WHAT THE EXERCISE ASKS: List each line of the data that holds the word "user".

── RECORD SET ──

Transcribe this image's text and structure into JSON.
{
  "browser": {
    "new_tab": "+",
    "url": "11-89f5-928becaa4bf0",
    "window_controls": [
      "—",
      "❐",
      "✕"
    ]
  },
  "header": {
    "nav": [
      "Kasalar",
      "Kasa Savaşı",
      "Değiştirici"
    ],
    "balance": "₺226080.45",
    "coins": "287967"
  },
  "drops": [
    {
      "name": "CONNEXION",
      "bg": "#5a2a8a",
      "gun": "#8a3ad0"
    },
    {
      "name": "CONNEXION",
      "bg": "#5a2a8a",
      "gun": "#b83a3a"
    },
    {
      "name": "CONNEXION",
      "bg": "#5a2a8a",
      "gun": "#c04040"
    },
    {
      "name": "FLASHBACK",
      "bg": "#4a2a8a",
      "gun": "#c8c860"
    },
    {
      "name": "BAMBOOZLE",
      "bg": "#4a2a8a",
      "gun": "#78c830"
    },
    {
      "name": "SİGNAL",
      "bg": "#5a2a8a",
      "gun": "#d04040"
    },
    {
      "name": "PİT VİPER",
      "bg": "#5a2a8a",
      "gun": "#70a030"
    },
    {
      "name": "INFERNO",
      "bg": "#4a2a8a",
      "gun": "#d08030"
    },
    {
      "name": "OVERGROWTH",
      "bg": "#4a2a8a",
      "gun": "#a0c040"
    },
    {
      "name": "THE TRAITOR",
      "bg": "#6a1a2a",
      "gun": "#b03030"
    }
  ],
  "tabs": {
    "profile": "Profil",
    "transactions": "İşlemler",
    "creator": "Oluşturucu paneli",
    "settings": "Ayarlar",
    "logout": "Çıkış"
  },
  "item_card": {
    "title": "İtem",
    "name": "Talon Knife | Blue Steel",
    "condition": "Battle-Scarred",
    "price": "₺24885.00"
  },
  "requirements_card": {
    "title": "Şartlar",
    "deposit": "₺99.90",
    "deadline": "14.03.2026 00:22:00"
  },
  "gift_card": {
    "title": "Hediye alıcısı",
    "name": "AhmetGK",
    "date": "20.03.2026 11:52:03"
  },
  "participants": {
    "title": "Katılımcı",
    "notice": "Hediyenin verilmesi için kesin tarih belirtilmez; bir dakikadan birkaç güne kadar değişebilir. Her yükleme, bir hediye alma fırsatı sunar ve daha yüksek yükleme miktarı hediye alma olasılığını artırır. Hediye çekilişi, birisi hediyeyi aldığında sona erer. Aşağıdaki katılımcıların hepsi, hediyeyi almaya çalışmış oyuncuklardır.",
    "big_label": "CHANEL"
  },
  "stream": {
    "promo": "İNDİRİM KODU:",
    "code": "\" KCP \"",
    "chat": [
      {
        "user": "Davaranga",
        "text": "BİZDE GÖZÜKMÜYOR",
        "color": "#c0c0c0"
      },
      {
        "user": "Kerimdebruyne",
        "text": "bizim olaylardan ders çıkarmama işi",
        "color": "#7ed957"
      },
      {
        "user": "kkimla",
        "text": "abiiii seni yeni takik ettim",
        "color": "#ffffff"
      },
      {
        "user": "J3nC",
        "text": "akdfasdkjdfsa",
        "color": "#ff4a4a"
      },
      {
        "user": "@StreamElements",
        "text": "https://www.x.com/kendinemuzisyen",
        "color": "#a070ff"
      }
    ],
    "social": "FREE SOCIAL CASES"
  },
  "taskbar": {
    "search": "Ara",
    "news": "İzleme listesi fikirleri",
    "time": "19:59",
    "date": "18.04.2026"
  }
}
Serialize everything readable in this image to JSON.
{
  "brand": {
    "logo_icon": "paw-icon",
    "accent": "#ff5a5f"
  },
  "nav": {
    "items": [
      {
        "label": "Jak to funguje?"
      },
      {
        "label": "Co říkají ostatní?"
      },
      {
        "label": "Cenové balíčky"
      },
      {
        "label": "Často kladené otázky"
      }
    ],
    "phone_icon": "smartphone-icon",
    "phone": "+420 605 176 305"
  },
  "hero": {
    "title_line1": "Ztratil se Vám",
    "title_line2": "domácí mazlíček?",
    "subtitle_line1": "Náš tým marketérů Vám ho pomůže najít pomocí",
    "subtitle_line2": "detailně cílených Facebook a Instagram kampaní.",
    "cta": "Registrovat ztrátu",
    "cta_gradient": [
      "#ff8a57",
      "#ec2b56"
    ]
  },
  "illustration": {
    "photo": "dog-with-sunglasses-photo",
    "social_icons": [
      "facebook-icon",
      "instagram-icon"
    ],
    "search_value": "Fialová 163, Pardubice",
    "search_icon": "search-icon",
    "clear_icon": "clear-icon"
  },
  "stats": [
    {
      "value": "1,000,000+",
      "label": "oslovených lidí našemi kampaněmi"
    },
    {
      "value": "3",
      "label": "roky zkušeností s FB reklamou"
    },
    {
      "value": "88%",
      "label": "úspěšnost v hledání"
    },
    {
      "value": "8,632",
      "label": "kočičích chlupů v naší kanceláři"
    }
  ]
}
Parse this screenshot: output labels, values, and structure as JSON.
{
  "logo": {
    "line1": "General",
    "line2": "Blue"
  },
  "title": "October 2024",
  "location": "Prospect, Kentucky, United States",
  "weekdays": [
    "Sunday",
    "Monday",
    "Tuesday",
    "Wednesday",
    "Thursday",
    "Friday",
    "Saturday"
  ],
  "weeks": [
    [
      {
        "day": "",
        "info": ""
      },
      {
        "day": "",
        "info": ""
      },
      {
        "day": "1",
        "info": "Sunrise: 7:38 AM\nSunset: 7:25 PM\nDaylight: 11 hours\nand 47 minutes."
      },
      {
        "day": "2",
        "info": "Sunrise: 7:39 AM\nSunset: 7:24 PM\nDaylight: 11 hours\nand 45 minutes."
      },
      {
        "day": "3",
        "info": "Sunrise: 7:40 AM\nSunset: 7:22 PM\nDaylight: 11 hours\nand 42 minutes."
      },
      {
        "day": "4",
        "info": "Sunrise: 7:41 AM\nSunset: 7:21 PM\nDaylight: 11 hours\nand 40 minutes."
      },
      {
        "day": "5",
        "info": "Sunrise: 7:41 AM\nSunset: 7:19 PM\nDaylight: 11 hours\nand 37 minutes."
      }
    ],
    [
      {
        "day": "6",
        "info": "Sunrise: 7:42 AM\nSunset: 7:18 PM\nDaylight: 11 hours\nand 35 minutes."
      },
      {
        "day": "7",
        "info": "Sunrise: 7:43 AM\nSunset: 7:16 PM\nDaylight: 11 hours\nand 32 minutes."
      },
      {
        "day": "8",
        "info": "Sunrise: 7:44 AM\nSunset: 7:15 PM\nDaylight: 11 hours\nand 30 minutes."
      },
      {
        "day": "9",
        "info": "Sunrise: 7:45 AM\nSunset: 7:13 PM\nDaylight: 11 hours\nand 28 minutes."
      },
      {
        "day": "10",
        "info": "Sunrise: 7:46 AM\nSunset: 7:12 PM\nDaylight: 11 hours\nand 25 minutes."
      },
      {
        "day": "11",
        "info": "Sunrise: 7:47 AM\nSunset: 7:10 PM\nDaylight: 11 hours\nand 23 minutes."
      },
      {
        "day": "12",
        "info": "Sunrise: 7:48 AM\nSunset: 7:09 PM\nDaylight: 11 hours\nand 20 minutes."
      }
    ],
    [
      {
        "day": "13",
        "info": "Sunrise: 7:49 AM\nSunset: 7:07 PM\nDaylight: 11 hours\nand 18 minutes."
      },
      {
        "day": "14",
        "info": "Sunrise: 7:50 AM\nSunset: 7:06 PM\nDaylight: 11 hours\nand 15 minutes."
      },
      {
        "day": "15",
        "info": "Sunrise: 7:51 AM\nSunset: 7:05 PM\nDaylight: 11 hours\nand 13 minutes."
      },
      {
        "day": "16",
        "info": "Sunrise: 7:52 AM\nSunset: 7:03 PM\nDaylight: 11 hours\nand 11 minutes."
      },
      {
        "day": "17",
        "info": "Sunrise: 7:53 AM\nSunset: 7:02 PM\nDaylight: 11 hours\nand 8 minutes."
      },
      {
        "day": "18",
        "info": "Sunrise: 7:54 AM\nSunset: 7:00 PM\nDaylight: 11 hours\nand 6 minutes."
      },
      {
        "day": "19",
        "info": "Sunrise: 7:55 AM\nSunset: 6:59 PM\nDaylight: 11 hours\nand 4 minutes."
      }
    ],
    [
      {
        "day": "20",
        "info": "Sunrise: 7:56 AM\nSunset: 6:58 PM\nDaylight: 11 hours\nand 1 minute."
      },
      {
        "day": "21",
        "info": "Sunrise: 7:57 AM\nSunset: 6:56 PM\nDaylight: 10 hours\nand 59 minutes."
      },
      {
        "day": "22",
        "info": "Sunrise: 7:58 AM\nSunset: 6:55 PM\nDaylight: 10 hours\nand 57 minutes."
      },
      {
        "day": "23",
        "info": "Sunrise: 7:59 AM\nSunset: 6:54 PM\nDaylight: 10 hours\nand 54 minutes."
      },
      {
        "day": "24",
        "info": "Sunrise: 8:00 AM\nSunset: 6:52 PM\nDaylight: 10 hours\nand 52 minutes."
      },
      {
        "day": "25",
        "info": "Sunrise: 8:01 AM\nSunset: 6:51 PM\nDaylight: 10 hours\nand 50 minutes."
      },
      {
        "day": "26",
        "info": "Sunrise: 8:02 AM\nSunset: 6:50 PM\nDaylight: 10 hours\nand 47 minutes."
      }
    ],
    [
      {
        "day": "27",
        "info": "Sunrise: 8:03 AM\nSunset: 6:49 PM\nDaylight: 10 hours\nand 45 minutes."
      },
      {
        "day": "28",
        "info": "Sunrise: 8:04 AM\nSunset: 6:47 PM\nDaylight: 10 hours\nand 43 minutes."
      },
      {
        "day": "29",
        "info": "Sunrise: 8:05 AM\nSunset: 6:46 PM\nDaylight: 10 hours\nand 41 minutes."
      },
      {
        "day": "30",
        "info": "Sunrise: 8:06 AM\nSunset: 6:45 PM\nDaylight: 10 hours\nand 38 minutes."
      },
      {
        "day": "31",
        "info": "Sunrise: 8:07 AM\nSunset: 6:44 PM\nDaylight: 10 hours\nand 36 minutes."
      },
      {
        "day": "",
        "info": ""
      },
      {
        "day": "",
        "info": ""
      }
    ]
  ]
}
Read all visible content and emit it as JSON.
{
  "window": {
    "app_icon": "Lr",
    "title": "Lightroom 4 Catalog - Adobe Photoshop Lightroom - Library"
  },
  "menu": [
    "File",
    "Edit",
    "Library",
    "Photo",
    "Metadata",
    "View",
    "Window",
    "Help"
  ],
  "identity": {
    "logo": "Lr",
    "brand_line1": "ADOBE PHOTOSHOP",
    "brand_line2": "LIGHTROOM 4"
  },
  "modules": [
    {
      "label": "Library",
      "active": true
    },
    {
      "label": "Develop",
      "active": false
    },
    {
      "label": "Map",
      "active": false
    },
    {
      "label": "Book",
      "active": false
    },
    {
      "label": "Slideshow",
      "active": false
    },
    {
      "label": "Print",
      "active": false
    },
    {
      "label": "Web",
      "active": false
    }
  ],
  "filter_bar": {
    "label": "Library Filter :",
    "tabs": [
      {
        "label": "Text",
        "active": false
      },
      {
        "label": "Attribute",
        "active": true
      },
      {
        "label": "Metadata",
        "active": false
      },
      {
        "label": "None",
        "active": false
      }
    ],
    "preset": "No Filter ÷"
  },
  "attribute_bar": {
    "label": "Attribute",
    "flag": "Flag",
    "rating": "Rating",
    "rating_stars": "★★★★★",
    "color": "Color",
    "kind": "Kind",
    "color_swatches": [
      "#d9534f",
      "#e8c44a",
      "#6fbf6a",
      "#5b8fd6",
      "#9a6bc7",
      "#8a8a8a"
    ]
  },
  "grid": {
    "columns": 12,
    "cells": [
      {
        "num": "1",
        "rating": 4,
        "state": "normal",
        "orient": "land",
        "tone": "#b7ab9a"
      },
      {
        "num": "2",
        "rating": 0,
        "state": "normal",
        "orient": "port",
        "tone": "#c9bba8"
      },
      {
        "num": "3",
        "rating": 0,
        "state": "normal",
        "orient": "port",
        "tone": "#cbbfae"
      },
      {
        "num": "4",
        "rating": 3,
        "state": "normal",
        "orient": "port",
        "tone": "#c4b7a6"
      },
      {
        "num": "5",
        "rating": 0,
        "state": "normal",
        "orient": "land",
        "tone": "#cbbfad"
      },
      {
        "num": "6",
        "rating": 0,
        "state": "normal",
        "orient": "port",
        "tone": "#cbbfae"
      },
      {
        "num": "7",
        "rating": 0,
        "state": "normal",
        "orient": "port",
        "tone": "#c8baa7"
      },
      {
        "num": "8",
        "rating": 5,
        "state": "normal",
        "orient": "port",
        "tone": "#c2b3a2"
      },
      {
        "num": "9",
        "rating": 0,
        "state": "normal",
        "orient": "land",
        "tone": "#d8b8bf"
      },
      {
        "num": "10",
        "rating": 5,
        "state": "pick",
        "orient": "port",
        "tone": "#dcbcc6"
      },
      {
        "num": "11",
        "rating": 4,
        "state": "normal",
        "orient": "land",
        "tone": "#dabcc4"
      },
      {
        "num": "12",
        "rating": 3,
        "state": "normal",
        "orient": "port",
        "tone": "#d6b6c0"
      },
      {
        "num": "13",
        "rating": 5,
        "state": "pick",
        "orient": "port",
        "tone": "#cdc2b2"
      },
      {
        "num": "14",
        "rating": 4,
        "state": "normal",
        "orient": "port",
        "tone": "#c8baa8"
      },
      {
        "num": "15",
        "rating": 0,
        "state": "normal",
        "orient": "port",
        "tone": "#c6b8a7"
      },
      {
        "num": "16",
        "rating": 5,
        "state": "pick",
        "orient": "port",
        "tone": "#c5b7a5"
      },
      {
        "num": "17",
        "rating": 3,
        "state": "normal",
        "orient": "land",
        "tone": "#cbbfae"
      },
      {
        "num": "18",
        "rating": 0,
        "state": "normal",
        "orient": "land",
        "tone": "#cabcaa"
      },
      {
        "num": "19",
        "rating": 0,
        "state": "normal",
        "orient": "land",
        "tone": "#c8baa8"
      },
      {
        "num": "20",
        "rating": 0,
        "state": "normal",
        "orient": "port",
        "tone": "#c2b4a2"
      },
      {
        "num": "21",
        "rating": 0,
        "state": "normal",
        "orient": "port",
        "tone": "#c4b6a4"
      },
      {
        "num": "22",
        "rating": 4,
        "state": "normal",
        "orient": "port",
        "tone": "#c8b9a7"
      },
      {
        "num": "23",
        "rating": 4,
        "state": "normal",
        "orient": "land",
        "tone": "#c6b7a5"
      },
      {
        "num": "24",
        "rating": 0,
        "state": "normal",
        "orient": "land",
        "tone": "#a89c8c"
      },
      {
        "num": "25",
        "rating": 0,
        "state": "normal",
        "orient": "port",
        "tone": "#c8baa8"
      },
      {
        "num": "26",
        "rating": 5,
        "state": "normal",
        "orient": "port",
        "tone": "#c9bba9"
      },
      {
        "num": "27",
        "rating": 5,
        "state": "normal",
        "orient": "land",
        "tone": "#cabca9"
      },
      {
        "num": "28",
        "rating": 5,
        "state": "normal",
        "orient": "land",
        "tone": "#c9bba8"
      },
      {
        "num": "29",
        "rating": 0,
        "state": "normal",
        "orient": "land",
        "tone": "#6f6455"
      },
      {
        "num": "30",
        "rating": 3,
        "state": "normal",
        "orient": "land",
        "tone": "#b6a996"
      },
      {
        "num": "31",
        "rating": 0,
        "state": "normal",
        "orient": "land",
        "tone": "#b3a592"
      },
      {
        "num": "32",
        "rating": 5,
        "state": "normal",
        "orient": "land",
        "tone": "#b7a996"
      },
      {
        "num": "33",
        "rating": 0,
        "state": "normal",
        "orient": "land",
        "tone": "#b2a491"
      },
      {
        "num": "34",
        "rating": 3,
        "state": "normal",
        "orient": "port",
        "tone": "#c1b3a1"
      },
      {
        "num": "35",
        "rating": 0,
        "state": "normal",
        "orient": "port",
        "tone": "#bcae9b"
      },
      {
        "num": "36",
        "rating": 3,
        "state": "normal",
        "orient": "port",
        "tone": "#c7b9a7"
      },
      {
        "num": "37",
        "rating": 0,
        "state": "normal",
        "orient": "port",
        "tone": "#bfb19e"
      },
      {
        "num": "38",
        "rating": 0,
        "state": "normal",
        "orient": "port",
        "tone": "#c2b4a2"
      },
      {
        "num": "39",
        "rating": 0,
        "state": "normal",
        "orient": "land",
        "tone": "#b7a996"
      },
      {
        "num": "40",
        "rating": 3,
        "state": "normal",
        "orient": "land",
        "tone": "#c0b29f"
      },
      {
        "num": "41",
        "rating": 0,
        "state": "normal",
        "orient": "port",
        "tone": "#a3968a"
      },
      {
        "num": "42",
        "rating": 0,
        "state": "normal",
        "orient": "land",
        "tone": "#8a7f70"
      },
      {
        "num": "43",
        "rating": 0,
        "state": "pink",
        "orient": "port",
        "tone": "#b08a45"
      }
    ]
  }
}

───

EXPECTED OUTPUT:
        "user": "Davaranga",
        "user": "Kerimdebruyne",
        "user": "kkimla",
        "user": "J3nC",
        "user": "@StreamElements",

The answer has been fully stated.